Saved entries
[Start of section]
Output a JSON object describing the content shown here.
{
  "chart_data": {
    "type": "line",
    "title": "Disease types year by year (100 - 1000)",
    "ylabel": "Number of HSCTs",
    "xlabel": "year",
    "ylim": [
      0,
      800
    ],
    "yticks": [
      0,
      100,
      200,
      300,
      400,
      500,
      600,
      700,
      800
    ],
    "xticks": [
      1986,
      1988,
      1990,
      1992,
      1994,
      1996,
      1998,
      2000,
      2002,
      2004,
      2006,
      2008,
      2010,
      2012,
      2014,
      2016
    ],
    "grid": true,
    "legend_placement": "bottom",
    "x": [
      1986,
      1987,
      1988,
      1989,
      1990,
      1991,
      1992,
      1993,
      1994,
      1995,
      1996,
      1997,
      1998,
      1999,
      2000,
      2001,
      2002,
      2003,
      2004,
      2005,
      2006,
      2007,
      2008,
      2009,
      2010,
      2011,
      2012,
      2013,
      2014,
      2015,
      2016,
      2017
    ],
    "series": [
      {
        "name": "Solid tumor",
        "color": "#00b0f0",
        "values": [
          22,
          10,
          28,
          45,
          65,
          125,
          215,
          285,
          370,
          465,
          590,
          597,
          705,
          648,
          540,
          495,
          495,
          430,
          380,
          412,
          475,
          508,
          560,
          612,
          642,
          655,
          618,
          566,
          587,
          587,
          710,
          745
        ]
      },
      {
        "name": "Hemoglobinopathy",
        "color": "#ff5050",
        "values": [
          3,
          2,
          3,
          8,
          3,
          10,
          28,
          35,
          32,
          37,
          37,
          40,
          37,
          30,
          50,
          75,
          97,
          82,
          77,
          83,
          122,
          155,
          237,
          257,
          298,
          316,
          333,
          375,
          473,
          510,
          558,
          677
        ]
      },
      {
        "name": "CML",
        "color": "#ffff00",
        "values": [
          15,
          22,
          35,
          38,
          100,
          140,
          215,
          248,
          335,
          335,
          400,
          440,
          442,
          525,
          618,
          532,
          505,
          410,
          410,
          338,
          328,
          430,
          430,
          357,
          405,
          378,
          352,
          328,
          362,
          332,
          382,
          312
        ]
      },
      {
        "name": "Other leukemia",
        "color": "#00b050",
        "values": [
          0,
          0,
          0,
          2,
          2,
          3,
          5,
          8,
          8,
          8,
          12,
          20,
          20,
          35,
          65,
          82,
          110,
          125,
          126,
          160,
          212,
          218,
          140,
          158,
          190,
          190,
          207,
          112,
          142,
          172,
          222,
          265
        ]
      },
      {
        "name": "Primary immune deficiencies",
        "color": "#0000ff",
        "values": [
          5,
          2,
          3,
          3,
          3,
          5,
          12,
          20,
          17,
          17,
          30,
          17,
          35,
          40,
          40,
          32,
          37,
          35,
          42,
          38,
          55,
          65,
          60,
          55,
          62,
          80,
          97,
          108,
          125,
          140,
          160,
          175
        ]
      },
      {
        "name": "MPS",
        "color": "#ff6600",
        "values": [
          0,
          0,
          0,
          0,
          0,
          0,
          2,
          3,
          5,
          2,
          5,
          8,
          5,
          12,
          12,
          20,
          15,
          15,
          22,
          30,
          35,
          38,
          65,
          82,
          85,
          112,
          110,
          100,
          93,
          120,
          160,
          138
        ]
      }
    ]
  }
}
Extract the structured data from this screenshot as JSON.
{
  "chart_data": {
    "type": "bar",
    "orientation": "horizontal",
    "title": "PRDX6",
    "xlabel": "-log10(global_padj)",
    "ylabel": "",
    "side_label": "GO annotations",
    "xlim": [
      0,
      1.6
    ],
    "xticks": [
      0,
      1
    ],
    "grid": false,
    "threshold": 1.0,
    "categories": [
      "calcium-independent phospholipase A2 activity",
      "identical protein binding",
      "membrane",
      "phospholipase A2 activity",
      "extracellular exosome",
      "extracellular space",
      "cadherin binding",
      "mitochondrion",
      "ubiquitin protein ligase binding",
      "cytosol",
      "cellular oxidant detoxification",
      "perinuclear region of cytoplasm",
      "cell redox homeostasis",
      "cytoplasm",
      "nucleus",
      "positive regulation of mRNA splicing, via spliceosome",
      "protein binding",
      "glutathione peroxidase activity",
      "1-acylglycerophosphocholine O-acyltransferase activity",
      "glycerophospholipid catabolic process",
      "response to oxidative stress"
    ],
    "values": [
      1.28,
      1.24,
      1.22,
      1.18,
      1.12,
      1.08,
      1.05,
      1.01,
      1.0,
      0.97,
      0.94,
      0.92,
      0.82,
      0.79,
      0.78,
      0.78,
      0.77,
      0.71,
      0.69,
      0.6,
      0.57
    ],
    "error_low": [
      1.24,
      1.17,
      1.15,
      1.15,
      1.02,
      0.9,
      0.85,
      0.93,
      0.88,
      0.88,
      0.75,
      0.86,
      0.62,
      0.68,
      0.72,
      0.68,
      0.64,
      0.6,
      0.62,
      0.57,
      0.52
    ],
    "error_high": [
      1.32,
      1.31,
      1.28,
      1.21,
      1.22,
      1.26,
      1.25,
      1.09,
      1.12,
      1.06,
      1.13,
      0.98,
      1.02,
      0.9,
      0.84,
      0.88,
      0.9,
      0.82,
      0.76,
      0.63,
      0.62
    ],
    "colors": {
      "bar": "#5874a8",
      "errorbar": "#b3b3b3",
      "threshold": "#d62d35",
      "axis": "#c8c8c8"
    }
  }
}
[End of section]
**THE PROBLEM:**
Your task is to reproduce the records in full, without any alteration.

**RESULT BELOW:**
Output a JSON object describing the content shown here.
{
  "chart_data": {
    "type": "line",
    "title": "Disease types year by year (100 - 1000)",
    "ylabel": "Number of HSCTs",
    "xlabel": "year",
    "ylim": [
      0,
      800
    ],
    "yticks": [
      0,
      100,
      200,
      300,
      400,
      500,
      600,
      700,
      800
    ],
    "xticks": [
      1986,
      1988,
      1990,
      1992,
      1994,
      1996,
      1998,
      2000,
      2002,
      2004,
      2006,
      2008,
      2010,
      2012,
      2014,
      2016
    ],
    "grid": true,
    "legend_placement": "bottom",
    "x": [
      1986,
      1987,
      1988,
      1989,
      1990,
      1991,
      1992,
      1993,
      1994,
      1995,
      1996,
      1997,
      1998,
      1999,
      2000,
      2001,
      2002,
      2003,
      2004,
      2005,
      2006,
      2007,
      2008,
      2009,
      2010,
      2011,
      2012,
      2013,
      2014,
      2015,
      2016,
      2017
    ],
    "series": [
      {
        "name": "Solid tumor",
        "color": "#00b0f0",
        "values": [
          22,
          10,
          28,
          45,
          65,
          125,
          215,
          285,
          370,
          465,
          590,
          597,
          705,
          648,
          540,
          495,
          495,
          430,
          380,
          412,
          475,
          508,
          560,
          612,
          642,
          655,
          618,
          566,
          587,
          587,
          710,
          745
        ]
      },
      {
        "name": "Hemoglobinopathy",
        "color": "#ff5050",
        "values": [
          3,
          2,
          3,
          8,
          3,
          10,
          28,
          35,
          32,
          37,
          37,
          40,
          37,
          30,
          50,
          75,
          97,
          82,
          77,
          83,
          122,
          155,
          237,
          257,
          298,
          316,
          333,
          375,
          473,
          510,
          558,
          677
        ]
      },
      {
        "name": "CML",
        "color": "#ffff00",
        "values": [
          15,
          22,
          35,
          38,
          100,
          140,
          215,
          248,
          335,
          335,
          400,
          440,
          442,
          525,
          618,
          532,
          505,
          410,
          410,
          338,
          328,
          430,
          430,
          357,
          405,
          378,
          352,
          328,
          362,
          332,
          382,
          312
        ]
      },
      {
        "name": "Other leukemia",
        "color": "#00b050",
        "values": [
          0,
          0,
          0,
          2,
          2,
          3,
          5,
          8,
          8,
          8,
          12,
          20,
          20,
          35,
          65,
          82,
          110,
          125,
          126,
          160,
          212,
          218,
          140,
          158,
          190,
          190,
          207,
          112,
          142,
          172,
          222,
          265
        ]
      },
      {
        "name": "Primary immune deficiencies",
        "color": "#0000ff",
        "values": [
          5,
          2,
          3,
          3,
          3,
          5,
          12,
          20,
          17,
          17,
          30,
          17,
          35,
          40,
          40,
          32,
          37,
          35,
          42,
          38,
          55,
          65,
          60,
          55,
          62,
          80,
          97,
          108,
          125,
          140,
          160,
          175
        ]
      },
      {
        "name": "MPS",
        "color": "#ff6600",
        "values": [
          0,
          0,
          0,
          0,
          0,
          0,
          2,
          3,
          5,
          2,
          5,
          8,
          5,
          12,
          12,
          20,
          15,
          15,
          22,
          30,
          35,
          38,
          65,
          82,
          85,
          112,
          110,
          100,
          93,
          120,
          160,
          138
        ]
      }
    ]
  }
}
Extract the structured data from this screenshot as JSON.
{
  "chart_data": {
    "type": "bar",
    "orientation": "horizontal",
    "title": "PRDX6",
    "xlabel": "-log10(global_padj)",
    "ylabel": "",
    "side_label": "GO annotations",
    "xlim": [
      0,
      1.6
    ],
    "xticks": [
      0,
      1
    ],
    "grid": false,
    "threshold": 1.0,
    "categories": [
      "calcium-independent phospholipase A2 activity",
      "identical protein binding",
      "membrane",
      "phospholipase A2 activity",
      "extracellular exosome",
      "extracellular space",
      "cadherin binding",
      "mitochondrion",
      "ubiquitin protein ligase binding",
      "cytosol",
      "cellular oxidant detoxification",
      "perinuclear region of cytoplasm",
      "cell redox homeostasis",
      "cytoplasm",
      "nucleus",
      "positive regulation of mRNA splicing, via spliceosome",
      "protein binding",
      "glutathione peroxidase activity",
      "1-acylglycerophosphocholine O-acyltransferase activity",
      "glycerophospholipid catabolic process",
      "response to oxidative stress"
    ],
    "values": [
      1.28,
      1.24,
      1.22,
      1.18,
      1.12,
      1.08,
      1.05,
      1.01,
      1.0,
      0.97,
      0.94,
      0.92,
      0.82,
      0.79,
      0.78,
      0.78,
      0.77,
      0.71,
      0.69,
      0.6,
      0.57
    ],
    "error_low": [
      1.24,
      1.17,
      1.15,
      1.15,
      1.02,
      0.9,
      0.85,
      0.93,
      0.88,
      0.88,
      0.75,
      0.86,
      0.62,
      0.68,
      0.72,
      0.68,
      0.64,
      0.6,
      0.62,
      0.57,
      0.52
    ],
    "error_high": [
      1.32,
      1.31,
      1.28,
      1.21,
      1.22,
      1.26,
      1.25,
      1.09,
      1.12,
      1.06,
      1.13,
      0.98,
      1.02,
      0.9,
      0.84,
      0.88,
      0.9,
      0.82,
      0.76,
      0.63,
      0.62
    ],
    "colors": {
      "bar": "#5874a8",
      "errorbar": "#b3b3b3",
      "threshold": "#d62d35",
      "axis": "#c8c8c8"
    }
  }
}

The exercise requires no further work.